GIVEN INSTRUCTION
From the listing below, extract each line containing the string "text".

RECORDS
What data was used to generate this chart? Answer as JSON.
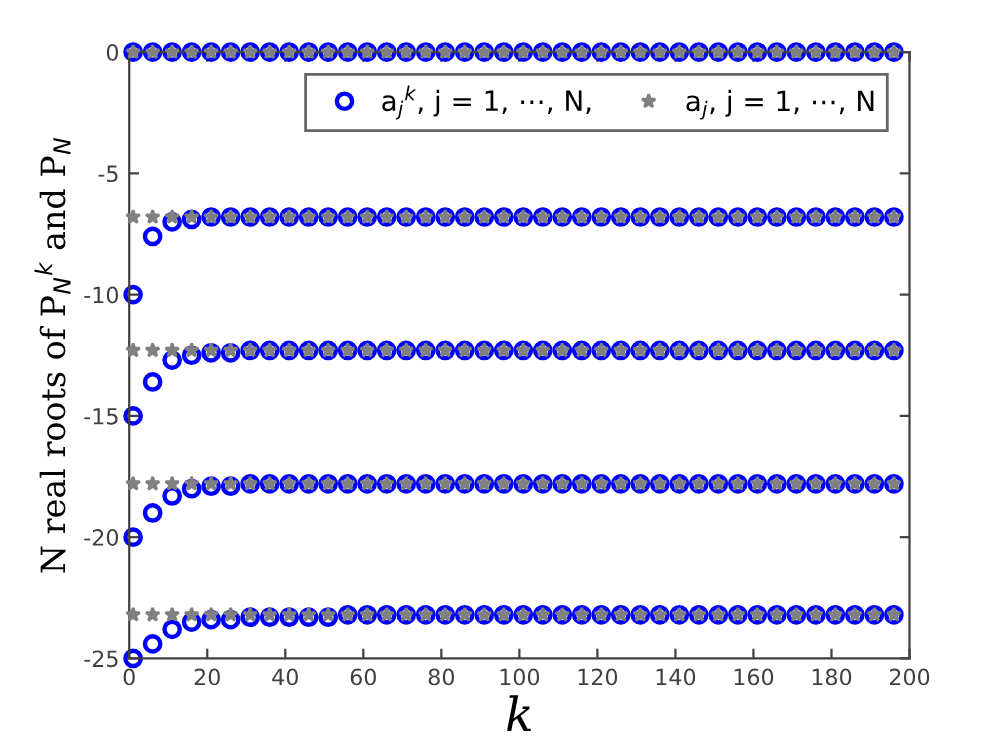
{
  "chart_data": {
    "type": "scatter",
    "xlabel": "k",
    "ylabel": "N real roots of P$_{N}$$^{k}$ and P$_{N}$",
    "x": [
      1,
      6,
      11,
      16,
      21,
      26,
      31,
      36,
      41,
      46,
      51,
      56,
      61,
      66,
      71,
      76,
      81,
      86,
      91,
      96,
      101,
      106,
      111,
      116,
      121,
      126,
      131,
      136,
      141,
      146,
      151,
      156,
      161,
      166,
      171,
      176,
      181,
      186,
      191,
      196
    ],
    "series": [
      {
        "name": "a$_{j}$$^{k}$, j = 1, ⋯, N,",
        "color": "#0000ff",
        "marker": "circle",
        "values": [
          0,
          0,
          0,
          0,
          0,
          0,
          0,
          0,
          0,
          0,
          0,
          0,
          0,
          0,
          0,
          0,
          0,
          0,
          0,
          0,
          0,
          0,
          0,
          0,
          0,
          0,
          0,
          0,
          0,
          0,
          0,
          0,
          0,
          0,
          0,
          0,
          0,
          0,
          0,
          0
        ]
      },
      {
        "color": "#0000ff",
        "marker": "circle",
        "values": [
          -10,
          -7.6,
          -7.0,
          -6.9,
          -6.8,
          -6.8,
          -6.8,
          -6.8,
          -6.8,
          -6.8,
          -6.8,
          -6.8,
          -6.8,
          -6.8,
          -6.8,
          -6.8,
          -6.8,
          -6.8,
          -6.8,
          -6.8,
          -6.8,
          -6.8,
          -6.8,
          -6.8,
          -6.8,
          -6.8,
          -6.8,
          -6.8,
          -6.8,
          -6.8,
          -6.8,
          -6.8,
          -6.8,
          -6.8,
          -6.8,
          -6.8,
          -6.8,
          -6.8,
          -6.8,
          -6.8
        ]
      },
      {
        "color": "#0000ff",
        "marker": "circle",
        "values": [
          -15,
          -13.6,
          -12.7,
          -12.5,
          -12.4,
          -12.4,
          -12.3,
          -12.3,
          -12.3,
          -12.3,
          -12.3,
          -12.3,
          -12.3,
          -12.3,
          -12.3,
          -12.3,
          -12.3,
          -12.3,
          -12.3,
          -12.3,
          -12.3,
          -12.3,
          -12.3,
          -12.3,
          -12.3,
          -12.3,
          -12.3,
          -12.3,
          -12.3,
          -12.3,
          -12.3,
          -12.3,
          -12.3,
          -12.3,
          -12.3,
          -12.3,
          -12.3,
          -12.3,
          -12.3,
          -12.3
        ]
      },
      {
        "color": "#0000ff",
        "marker": "circle",
        "values": [
          -20,
          -19.0,
          -18.3,
          -18.0,
          -17.9,
          -17.9,
          -17.8,
          -17.8,
          -17.8,
          -17.8,
          -17.8,
          -17.8,
          -17.8,
          -17.8,
          -17.8,
          -17.8,
          -17.8,
          -17.8,
          -17.8,
          -17.8,
          -17.8,
          -17.8,
          -17.8,
          -17.8,
          -17.8,
          -17.8,
          -17.8,
          -17.8,
          -17.8,
          -17.8,
          -17.8,
          -17.8,
          -17.8,
          -17.8,
          -17.8,
          -17.8,
          -17.8,
          -17.8,
          -17.8,
          -17.8
        ]
      },
      {
        "color": "#0000ff",
        "marker": "circle",
        "values": [
          -25,
          -24.4,
          -23.8,
          -23.5,
          -23.4,
          -23.4,
          -23.3,
          -23.3,
          -23.3,
          -23.3,
          -23.3,
          -23.2,
          -23.2,
          -23.2,
          -23.2,
          -23.2,
          -23.2,
          -23.2,
          -23.2,
          -23.2,
          -23.2,
          -23.2,
          -23.2,
          -23.2,
          -23.2,
          -23.2,
          -23.2,
          -23.2,
          -23.2,
          -23.2,
          -23.2,
          -23.2,
          -23.2,
          -23.2,
          -23.2,
          -23.2,
          -23.2,
          -23.2,
          -23.2,
          -23.2
        ]
      },
      {
        "name": "a$_{j}$, j = 1, ⋯, N",
        "color": "#808080",
        "marker": "star",
        "values": [
          0,
          0,
          0,
          0,
          0,
          0,
          0,
          0,
          0,
          0,
          0,
          0,
          0,
          0,
          0,
          0,
          0,
          0,
          0,
          0,
          0,
          0,
          0,
          0,
          0,
          0,
          0,
          0,
          0,
          0,
          0,
          0,
          0,
          0,
          0,
          0,
          0,
          0,
          0,
          0
        ]
      },
      {
        "color": "#808080",
        "marker": "star",
        "values": [
          -6.8,
          -6.8,
          -6.8,
          -6.8,
          -6.8,
          -6.8,
          -6.8,
          -6.8,
          -6.8,
          -6.8,
          -6.8,
          -6.8,
          -6.8,
          -6.8,
          -6.8,
          -6.8,
          -6.8,
          -6.8,
          -6.8,
          -6.8,
          -6.8,
          -6.8,
          -6.8,
          -6.8,
          -6.8,
          -6.8,
          -6.8,
          -6.8,
          -6.8,
          -6.8,
          -6.8,
          -6.8,
          -6.8,
          -6.8,
          -6.8,
          -6.8,
          -6.8,
          -6.8,
          -6.8,
          -6.8
        ]
      },
      {
        "color": "#808080",
        "marker": "star",
        "values": [
          -12.3,
          -12.3,
          -12.3,
          -12.3,
          -12.3,
          -12.3,
          -12.3,
          -12.3,
          -12.3,
          -12.3,
          -12.3,
          -12.3,
          -12.3,
          -12.3,
          -12.3,
          -12.3,
          -12.3,
          -12.3,
          -12.3,
          -12.3,
          -12.3,
          -12.3,
          -12.3,
          -12.3,
          -12.3,
          -12.3,
          -12.3,
          -12.3,
          -12.3,
          -12.3,
          -12.3,
          -12.3,
          -12.3,
          -12.3,
          -12.3,
          -12.3,
          -12.3,
          -12.3,
          -12.3,
          -12.3
        ]
      },
      {
        "color": "#808080",
        "marker": "star",
        "values": [
          -17.8,
          -17.8,
          -17.8,
          -17.8,
          -17.8,
          -17.8,
          -17.8,
          -17.8,
          -17.8,
          -17.8,
          -17.8,
          -17.8,
          -17.8,
          -17.8,
          -17.8,
          -17.8,
          -17.8,
          -17.8,
          -17.8,
          -17.8,
          -17.8,
          -17.8,
          -17.8,
          -17.8,
          -17.8,
          -17.8,
          -17.8,
          -17.8,
          -17.8,
          -17.8,
          -17.8,
          -17.8,
          -17.8,
          -17.8,
          -17.8,
          -17.8,
          -17.8,
          -17.8,
          -17.8,
          -17.8
        ]
      },
      {
        "color": "#808080",
        "marker": "star",
        "values": [
          -23.2,
          -23.2,
          -23.2,
          -23.2,
          -23.2,
          -23.2,
          -23.2,
          -23.2,
          -23.2,
          -23.2,
          -23.2,
          -23.2,
          -23.2,
          -23.2,
          -23.2,
          -23.2,
          -23.2,
          -23.2,
          -23.2,
          -23.2,
          -23.2,
          -23.2,
          -23.2,
          -23.2,
          -23.2,
          -23.2,
          -23.2,
          -23.2,
          -23.2,
          -23.2,
          -23.2,
          -23.2,
          -23.2,
          -23.2,
          -23.2,
          -23.2,
          -23.2,
          -23.2,
          -23.2,
          -23.2
        ]
      }
    ],
    "xlim": [
      0,
      200
    ],
    "xticks": [
      0,
      20,
      40,
      60,
      80,
      100,
      120,
      140,
      160,
      180,
      200
    ],
    "ylim": [
      -25,
      0
    ],
    "yticks": [
      -25,
      -20,
      -15,
      -10,
      -5,
      0
    ],
    "grid": false,
    "legend": "top right"
  }
}
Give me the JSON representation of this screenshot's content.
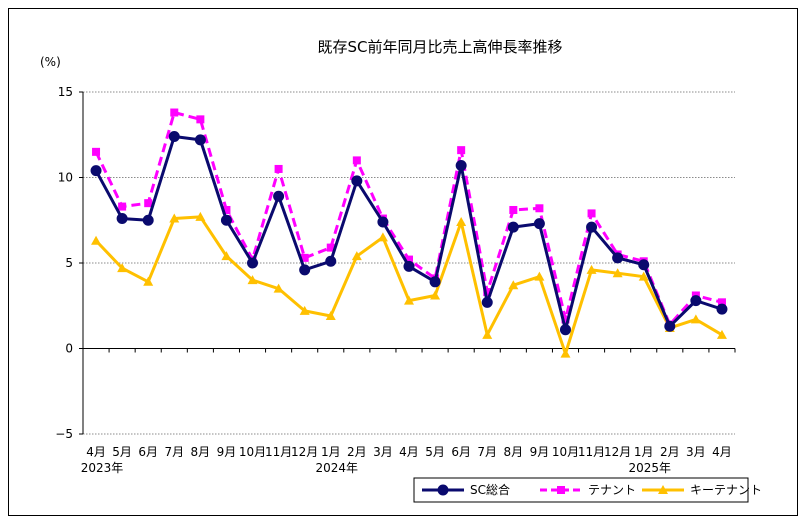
{
  "chart_data": {
    "type": "line",
    "title": "既存SC前年同月比売上高伸長率推移",
    "ylabel": "(%)",
    "xlabel": "",
    "ylim": [
      -5,
      15
    ],
    "yticks": [
      "15",
      "10",
      "5",
      "0",
      "−5"
    ],
    "ytick_values": [
      15,
      10,
      5,
      0,
      -5
    ],
    "grid": "horizontal dashed",
    "legend_position": "bottom-right",
    "categories": [
      "4月",
      "5月",
      "6月",
      "7月",
      "8月",
      "9月",
      "10月",
      "11月",
      "12月",
      "1月",
      "2月",
      "3月",
      "4月",
      "5月",
      "6月",
      "7月",
      "8月",
      "9月",
      "10月",
      "11月",
      "12月",
      "1月",
      "2月",
      "3月",
      "4月"
    ],
    "year_labels": [
      {
        "text": "2023年",
        "category_index": 0
      },
      {
        "text": "2024年",
        "category_index": 9
      },
      {
        "text": "2025年",
        "category_index": 21
      }
    ],
    "series": [
      {
        "name": "SC総合",
        "color": "#0a0a6e",
        "dash": "solid",
        "marker": "circle",
        "values": [
          10.4,
          7.6,
          7.5,
          12.4,
          12.2,
          7.5,
          5.0,
          8.9,
          4.6,
          5.1,
          9.8,
          7.4,
          4.8,
          3.9,
          10.7,
          2.7,
          7.1,
          7.3,
          1.1,
          7.1,
          5.3,
          4.9,
          1.3,
          2.8,
          2.3
        ]
      },
      {
        "name": "テナント",
        "color": "#ff00ff",
        "dash": "dashed",
        "marker": "square",
        "values": [
          11.5,
          8.3,
          8.5,
          13.8,
          13.4,
          8.1,
          5.2,
          10.5,
          5.3,
          5.9,
          11.0,
          7.6,
          5.2,
          4.1,
          11.6,
          3.3,
          8.1,
          8.2,
          1.7,
          7.9,
          5.5,
          5.1,
          1.4,
          3.1,
          2.7
        ]
      },
      {
        "name": "キーテナント",
        "color": "#ffc000",
        "dash": "solid",
        "marker": "triangle",
        "values": [
          6.3,
          4.7,
          3.9,
          7.6,
          7.7,
          5.4,
          4.0,
          3.5,
          2.2,
          1.9,
          5.4,
          6.5,
          2.8,
          3.1,
          7.4,
          0.8,
          3.7,
          4.2,
          -0.3,
          4.6,
          4.4,
          4.2,
          1.2,
          1.7,
          0.8
        ]
      }
    ]
  }
}
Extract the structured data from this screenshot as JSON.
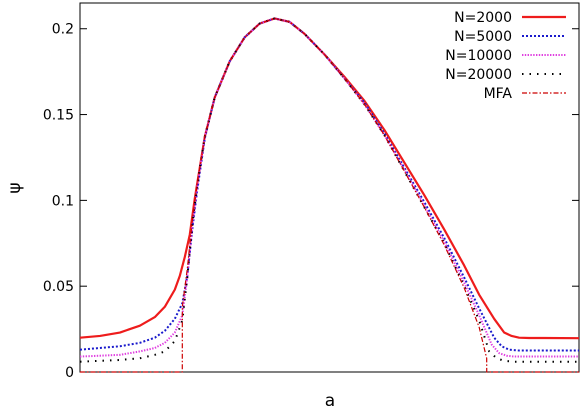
{
  "chart_data": {
    "type": "line",
    "xlabel": "a",
    "ylabel": "ψ",
    "ylim": [
      0,
      0.215
    ],
    "xlim": [
      0,
      1
    ],
    "yticks": [
      "0",
      "0.05",
      "0.1",
      "0.15",
      "0.2"
    ],
    "ytick_values": [
      0,
      0.05,
      0.1,
      0.15,
      0.2
    ],
    "grid": false,
    "legend": "top-right",
    "series": [
      {
        "name": "N=2000",
        "color": "#ee1c1c",
        "dash": "solid",
        "x": [
          0.0,
          0.04,
          0.08,
          0.12,
          0.15,
          0.17,
          0.19,
          0.2,
          0.21,
          0.22,
          0.23,
          0.25,
          0.27,
          0.3,
          0.33,
          0.36,
          0.39,
          0.42,
          0.45,
          0.49,
          0.53,
          0.57,
          0.61,
          0.65,
          0.69,
          0.73,
          0.77,
          0.8,
          0.83,
          0.85,
          0.865,
          0.88,
          0.9,
          0.93,
          1.0
        ],
        "y": [
          0.02,
          0.021,
          0.023,
          0.027,
          0.032,
          0.038,
          0.048,
          0.056,
          0.067,
          0.08,
          0.101,
          0.137,
          0.16,
          0.181,
          0.195,
          0.203,
          0.206,
          0.204,
          0.197,
          0.185,
          0.172,
          0.158,
          0.141,
          0.122,
          0.103,
          0.083,
          0.062,
          0.045,
          0.031,
          0.023,
          0.021,
          0.02,
          0.0198,
          0.0198,
          0.0197
        ]
      },
      {
        "name": "N=5000",
        "color": "#1a1acc",
        "dash": "dotted",
        "x": [
          0.0,
          0.04,
          0.08,
          0.12,
          0.15,
          0.17,
          0.19,
          0.205,
          0.215,
          0.225,
          0.235,
          0.25,
          0.27,
          0.3,
          0.33,
          0.36,
          0.39,
          0.42,
          0.45,
          0.49,
          0.53,
          0.57,
          0.61,
          0.65,
          0.69,
          0.73,
          0.77,
          0.8,
          0.83,
          0.845,
          0.86,
          0.88,
          0.9,
          0.93,
          1.0
        ],
        "y": [
          0.013,
          0.014,
          0.015,
          0.017,
          0.02,
          0.024,
          0.031,
          0.04,
          0.056,
          0.083,
          0.106,
          0.136,
          0.16,
          0.181,
          0.195,
          0.203,
          0.206,
          0.204,
          0.197,
          0.185,
          0.171,
          0.157,
          0.139,
          0.119,
          0.099,
          0.078,
          0.055,
          0.037,
          0.02,
          0.015,
          0.013,
          0.0125,
          0.0125,
          0.0125,
          0.0125
        ]
      },
      {
        "name": "N=10000",
        "color": "#e040e0",
        "dash": "dense",
        "x": [
          0.0,
          0.04,
          0.08,
          0.12,
          0.15,
          0.17,
          0.19,
          0.205,
          0.215,
          0.225,
          0.235,
          0.25,
          0.27,
          0.3,
          0.33,
          0.36,
          0.39,
          0.42,
          0.45,
          0.49,
          0.53,
          0.57,
          0.61,
          0.65,
          0.69,
          0.73,
          0.77,
          0.8,
          0.825,
          0.84,
          0.855,
          0.87,
          0.9,
          0.93,
          1.0
        ],
        "y": [
          0.009,
          0.0095,
          0.01,
          0.012,
          0.014,
          0.017,
          0.023,
          0.033,
          0.055,
          0.085,
          0.108,
          0.137,
          0.16,
          0.181,
          0.195,
          0.203,
          0.206,
          0.204,
          0.197,
          0.185,
          0.171,
          0.156,
          0.138,
          0.118,
          0.097,
          0.076,
          0.052,
          0.033,
          0.016,
          0.011,
          0.0095,
          0.009,
          0.009,
          0.009,
          0.009
        ]
      },
      {
        "name": "N=20000",
        "color": "#000000",
        "dash": "sparse",
        "x": [
          0.0,
          0.04,
          0.08,
          0.12,
          0.15,
          0.17,
          0.19,
          0.205,
          0.215,
          0.225,
          0.235,
          0.25,
          0.27,
          0.3,
          0.33,
          0.36,
          0.39,
          0.42,
          0.45,
          0.49,
          0.53,
          0.57,
          0.61,
          0.65,
          0.69,
          0.73,
          0.77,
          0.8,
          0.82,
          0.835,
          0.85,
          0.87,
          0.9,
          0.93,
          1.0
        ],
        "y": [
          0.006,
          0.0065,
          0.007,
          0.008,
          0.01,
          0.012,
          0.018,
          0.03,
          0.055,
          0.086,
          0.109,
          0.137,
          0.16,
          0.181,
          0.195,
          0.203,
          0.206,
          0.204,
          0.197,
          0.185,
          0.171,
          0.156,
          0.138,
          0.117,
          0.096,
          0.075,
          0.05,
          0.03,
          0.012,
          0.008,
          0.0065,
          0.006,
          0.006,
          0.006,
          0.006
        ]
      },
      {
        "name": "MFA",
        "color": "#cc0000",
        "dash": "dashdot",
        "x": [
          0.0,
          0.205,
          0.2051,
          0.215,
          0.225,
          0.235,
          0.25,
          0.27,
          0.3,
          0.33,
          0.36,
          0.39,
          0.42,
          0.45,
          0.49,
          0.53,
          0.57,
          0.61,
          0.65,
          0.69,
          0.73,
          0.77,
          0.8,
          0.815,
          0.8151,
          1.0
        ],
        "y": [
          0.0,
          0.0,
          0.038,
          0.06,
          0.088,
          0.11,
          0.137,
          0.16,
          0.181,
          0.195,
          0.203,
          0.206,
          0.204,
          0.197,
          0.185,
          0.171,
          0.156,
          0.138,
          0.117,
          0.096,
          0.074,
          0.049,
          0.026,
          0.008,
          0.0,
          0.0
        ]
      }
    ]
  }
}
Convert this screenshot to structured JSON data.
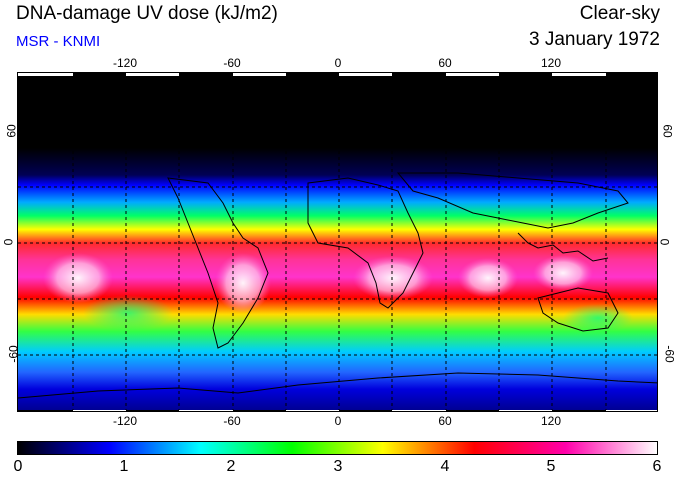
{
  "header": {
    "title": "DNA-damage UV dose (kJ/m2)",
    "subtitle": "MSR - KNMI",
    "mode": "Clear-sky",
    "date": "3 January 1972"
  },
  "map": {
    "lon_ticks": [
      "-120",
      "-60",
      "0",
      "60",
      "120"
    ],
    "lat_ticks": [
      "60",
      "0",
      "-60"
    ],
    "lat_ticks_right": [
      "60",
      "0",
      "-60"
    ]
  },
  "colorbar": {
    "labels": [
      "0",
      "1",
      "2",
      "3",
      "4",
      "5",
      "6"
    ],
    "colors": [
      "#000000",
      "#0000ff",
      "#00ffff",
      "#00ff00",
      "#ffff00",
      "#ff0000",
      "#ff00aa",
      "#ffffff"
    ]
  }
}
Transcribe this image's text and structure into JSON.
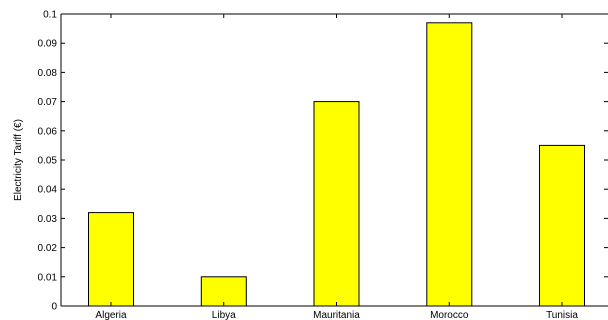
{
  "chart_data": {
    "type": "bar",
    "categories": [
      "Algeria",
      "Libya",
      "Mauritania",
      "Morocco",
      "Tunisia"
    ],
    "values": [
      0.032,
      0.01,
      0.07,
      0.097,
      0.055
    ],
    "title": "",
    "xlabel": "",
    "ylabel": "Electricity Tariff (€)",
    "ylim": [
      0,
      0.1
    ],
    "yticks": [
      "0",
      "0.01",
      "0.02",
      "0.03",
      "0.04",
      "0.05",
      "0.06",
      "0.07",
      "0.08",
      "0.09",
      "0.1"
    ],
    "bar_color": "#ffff00",
    "edge_color": "#000000",
    "grid": false,
    "legend": "none"
  }
}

THE SOLUTION
        "text": "2023年",
        "text": "2024年",
        "text": "2025年",
Transcribe this image's text and structure into JSON.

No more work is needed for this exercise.